**TAREFAS A REALIZAR**
a) Disponha em lista numerada as linhas da listagem, desde o início dela até a linha que contém "colorbar-segment [527,287,537,311]", inclusive, deixando de fora as linhas em branco.
b) Dê prosseguimento ao texto sobre a passagem de Paul McCartney por Lagos, começando logo depois da última frase apresentada.

**TRECHO DO DOCUMENTO**

• • • • •

Em 1973, Paul McCartney passou uma temporada em Lagos, capital da Nigéria, em busca de novas sonoridades para o álbum Band on the Run, da sua então banda pós-beatles, Wings. À época, o país africano era visto como um destino miserável e inóspito, mas chamava a atenção por exportar um ritmo criativo, o afrobeat, mistura de jazz com funk cantada em iorubá, uma das principais línguas locais. À frente da tendência estava um ídolo inconteste: Fela Kuti. “Chorei assim que o ritmo bateu. Foi um dos melhores momentos musicais da minha vida”, disse Paul ao relembrar da apresentação de Kuti no badalado African Shrine, em Lagos. Ironicamente, o músico africano, que já era uma lenda no país, não gostou da presença de Paul, e foi aos jornais dizer que o inglês estava roubando a música de lá. Ao final, eles ficaram amigos, mas o ex-beatle jamais incluiria nada da África em suas músicas.

• • • • •

**MATERIAIS FORNECIDOS**
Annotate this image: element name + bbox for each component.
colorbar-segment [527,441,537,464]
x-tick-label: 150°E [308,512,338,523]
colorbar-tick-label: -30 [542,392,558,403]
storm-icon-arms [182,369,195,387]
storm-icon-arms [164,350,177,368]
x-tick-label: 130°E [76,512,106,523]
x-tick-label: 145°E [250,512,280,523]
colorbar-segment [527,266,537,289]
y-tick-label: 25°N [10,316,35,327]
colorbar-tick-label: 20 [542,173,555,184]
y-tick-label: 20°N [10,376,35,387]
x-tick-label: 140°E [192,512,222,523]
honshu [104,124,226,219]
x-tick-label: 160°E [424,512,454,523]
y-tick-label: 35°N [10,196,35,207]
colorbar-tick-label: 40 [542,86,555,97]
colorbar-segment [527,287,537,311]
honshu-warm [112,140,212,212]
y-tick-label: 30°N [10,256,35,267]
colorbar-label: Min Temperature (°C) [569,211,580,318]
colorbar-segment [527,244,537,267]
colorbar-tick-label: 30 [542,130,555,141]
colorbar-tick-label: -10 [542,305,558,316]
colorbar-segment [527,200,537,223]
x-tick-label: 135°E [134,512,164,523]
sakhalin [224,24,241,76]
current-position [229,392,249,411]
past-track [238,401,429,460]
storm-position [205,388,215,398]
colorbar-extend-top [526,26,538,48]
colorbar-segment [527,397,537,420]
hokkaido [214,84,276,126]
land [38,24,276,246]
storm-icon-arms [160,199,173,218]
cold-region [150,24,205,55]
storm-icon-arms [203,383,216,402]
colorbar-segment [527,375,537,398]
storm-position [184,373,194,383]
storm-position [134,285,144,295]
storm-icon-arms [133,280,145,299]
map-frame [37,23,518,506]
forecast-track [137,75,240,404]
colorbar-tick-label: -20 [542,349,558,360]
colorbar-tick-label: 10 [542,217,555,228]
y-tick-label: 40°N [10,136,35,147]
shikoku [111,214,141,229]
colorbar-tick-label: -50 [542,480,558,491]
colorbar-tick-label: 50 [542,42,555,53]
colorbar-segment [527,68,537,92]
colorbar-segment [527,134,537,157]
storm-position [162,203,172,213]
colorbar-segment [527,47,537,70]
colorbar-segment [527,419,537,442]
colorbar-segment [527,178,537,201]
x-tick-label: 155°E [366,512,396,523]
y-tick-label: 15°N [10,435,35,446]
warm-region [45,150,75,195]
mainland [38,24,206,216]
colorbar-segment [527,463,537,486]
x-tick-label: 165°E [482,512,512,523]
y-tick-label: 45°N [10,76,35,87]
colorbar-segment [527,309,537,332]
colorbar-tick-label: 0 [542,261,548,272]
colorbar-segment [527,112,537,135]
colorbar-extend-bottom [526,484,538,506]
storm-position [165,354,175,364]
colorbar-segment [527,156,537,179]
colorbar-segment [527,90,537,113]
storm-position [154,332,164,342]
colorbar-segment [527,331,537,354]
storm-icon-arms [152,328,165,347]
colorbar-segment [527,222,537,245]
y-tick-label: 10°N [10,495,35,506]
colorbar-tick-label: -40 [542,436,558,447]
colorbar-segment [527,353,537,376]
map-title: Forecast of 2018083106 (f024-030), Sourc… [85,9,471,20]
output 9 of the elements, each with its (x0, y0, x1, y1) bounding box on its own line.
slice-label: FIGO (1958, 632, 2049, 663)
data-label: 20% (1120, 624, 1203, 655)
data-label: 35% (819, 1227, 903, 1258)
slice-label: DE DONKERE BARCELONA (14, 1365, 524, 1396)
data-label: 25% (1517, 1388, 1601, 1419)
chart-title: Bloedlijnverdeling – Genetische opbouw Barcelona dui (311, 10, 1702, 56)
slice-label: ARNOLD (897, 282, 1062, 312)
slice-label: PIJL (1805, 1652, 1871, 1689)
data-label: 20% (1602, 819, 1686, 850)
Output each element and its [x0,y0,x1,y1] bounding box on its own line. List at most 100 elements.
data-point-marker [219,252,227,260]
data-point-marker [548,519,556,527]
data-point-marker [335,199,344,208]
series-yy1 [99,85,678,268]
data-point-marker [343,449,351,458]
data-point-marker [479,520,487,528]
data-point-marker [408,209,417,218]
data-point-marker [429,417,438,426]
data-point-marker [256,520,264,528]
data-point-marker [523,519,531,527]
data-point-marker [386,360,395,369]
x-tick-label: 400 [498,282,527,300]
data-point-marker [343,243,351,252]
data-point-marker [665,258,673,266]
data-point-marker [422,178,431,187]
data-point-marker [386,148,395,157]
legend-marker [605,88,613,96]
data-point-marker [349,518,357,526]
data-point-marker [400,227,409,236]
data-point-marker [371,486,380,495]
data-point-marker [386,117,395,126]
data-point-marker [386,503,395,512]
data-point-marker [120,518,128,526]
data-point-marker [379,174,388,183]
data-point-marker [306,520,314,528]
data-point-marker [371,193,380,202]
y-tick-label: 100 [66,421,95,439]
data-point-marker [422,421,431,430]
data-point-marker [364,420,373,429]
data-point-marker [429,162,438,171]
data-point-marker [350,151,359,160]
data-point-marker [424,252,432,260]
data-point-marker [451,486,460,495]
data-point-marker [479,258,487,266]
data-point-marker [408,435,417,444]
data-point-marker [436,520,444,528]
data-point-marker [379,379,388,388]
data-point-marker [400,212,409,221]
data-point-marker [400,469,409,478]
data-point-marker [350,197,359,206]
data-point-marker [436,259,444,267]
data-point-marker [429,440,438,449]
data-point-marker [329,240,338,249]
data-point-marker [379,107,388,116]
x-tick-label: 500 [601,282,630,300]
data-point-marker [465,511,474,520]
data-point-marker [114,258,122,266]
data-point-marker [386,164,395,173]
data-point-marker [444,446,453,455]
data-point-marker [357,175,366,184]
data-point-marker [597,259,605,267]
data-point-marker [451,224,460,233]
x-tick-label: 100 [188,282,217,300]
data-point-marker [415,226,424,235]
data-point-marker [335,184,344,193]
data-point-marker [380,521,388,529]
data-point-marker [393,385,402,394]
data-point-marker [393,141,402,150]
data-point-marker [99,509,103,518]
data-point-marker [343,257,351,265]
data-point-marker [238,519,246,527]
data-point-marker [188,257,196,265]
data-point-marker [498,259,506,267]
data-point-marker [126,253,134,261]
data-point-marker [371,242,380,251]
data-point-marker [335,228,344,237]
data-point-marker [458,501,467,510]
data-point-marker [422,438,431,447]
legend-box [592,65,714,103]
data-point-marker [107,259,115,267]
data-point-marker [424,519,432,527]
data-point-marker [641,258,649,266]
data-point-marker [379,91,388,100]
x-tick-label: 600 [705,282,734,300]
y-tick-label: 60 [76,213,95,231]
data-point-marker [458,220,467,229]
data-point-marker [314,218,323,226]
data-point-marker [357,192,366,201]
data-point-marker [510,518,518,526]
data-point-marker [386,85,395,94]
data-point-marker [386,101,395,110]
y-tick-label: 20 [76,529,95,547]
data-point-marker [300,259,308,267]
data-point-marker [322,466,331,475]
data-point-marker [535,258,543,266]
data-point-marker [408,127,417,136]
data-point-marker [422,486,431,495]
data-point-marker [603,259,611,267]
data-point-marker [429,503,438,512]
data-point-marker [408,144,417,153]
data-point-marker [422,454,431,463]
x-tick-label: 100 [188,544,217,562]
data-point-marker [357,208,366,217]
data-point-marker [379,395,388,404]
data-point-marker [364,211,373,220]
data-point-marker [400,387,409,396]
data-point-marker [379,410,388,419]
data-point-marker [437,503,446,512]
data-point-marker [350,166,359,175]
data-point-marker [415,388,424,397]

• • • • •

**RESPOSTAS POR TAREFA**
a)
1. Annotate this image: element name + bbox for each component.
2. colorbar-segment [527,441,537,464]
3. x-tick-label: 150°E [308,512,338,523]
4. colorbar-tick-label: -30 [542,392,558,403]
5. storm-icon-arms [182,369,195,387]
6. storm-icon-arms [164,350,177,368]
7. x-tick-label: 130°E [76,512,106,523]
8. x-tick-label: 145°E [250,512,280,523]
9. colorbar-segment [527,266,537,289]
10. y-tick-label: 25°N [10,316,35,327]
11. colorbar-tick-label: 20 [542,173,555,184]
12. y-tick-label: 20°N [10,376,35,387]
13. x-tick-label: 140°E [192,512,222,523]
14. honshu [104,124,226,219]
15. x-tick-label: 160°E [424,512,454,523]
16. y-tick-label: 35°N [10,196,35,207]
17. colorbar-tick-label: 40 [542,86,555,97]
18. colorbar-segment [527,287,537,311]

b)
Quase cinquenta anos depois, jovens músicos nigerianos de nomes tão exóticos como Wizkid, Davido, Fireboy DML, CKay e Burna Boy seguem os passos de Fela Kuti. Mas a nova geração professa um afrobeats (agora no plural) renovado. Abertos às novas influências e com canções em inglês, mas também em iorubá e ibo, outra língua do país, eles trocam o jazz pelas batidas favoritas do momento, o trap e o hip-hop. O resultado, no entanto, é original e poderoso o suficiente para encantar artistas graúdos como Madonna, Justin Bieber, Drake e Ed Sheeran, que logo se interessaram em gravar com eles. Assim, pela primeira vez na história, a Nigéria passou a figurar com frequência nas listas das músicas mais tocadas do mundo — a ponto de a revista Billboard criar recentemente um ranking americano só para o afrobeats.
O surgimento de uma nova safra nigeriana tão potente espelha o momento atual do país africano. Embora ainda enfrente problemas arraigados como a pobreza e o terrorismo islâmico do Boko Haram, a Nigéria já tem quase a mesma população do Brasil (206 milhões de pessoas) e detém reservas de petróleo e de insumos para fertilizantes que a colocam em excelente posição na economia mundial nos dias de boicote a outro grande produtor desses itens, a Rússia. Como a Nigéria sempre foi um caldeirão de boa música, nada mais natural que seu soft power — o poder de influenciar e ditar comportamentos culturais — se imponha em um período de alta do país.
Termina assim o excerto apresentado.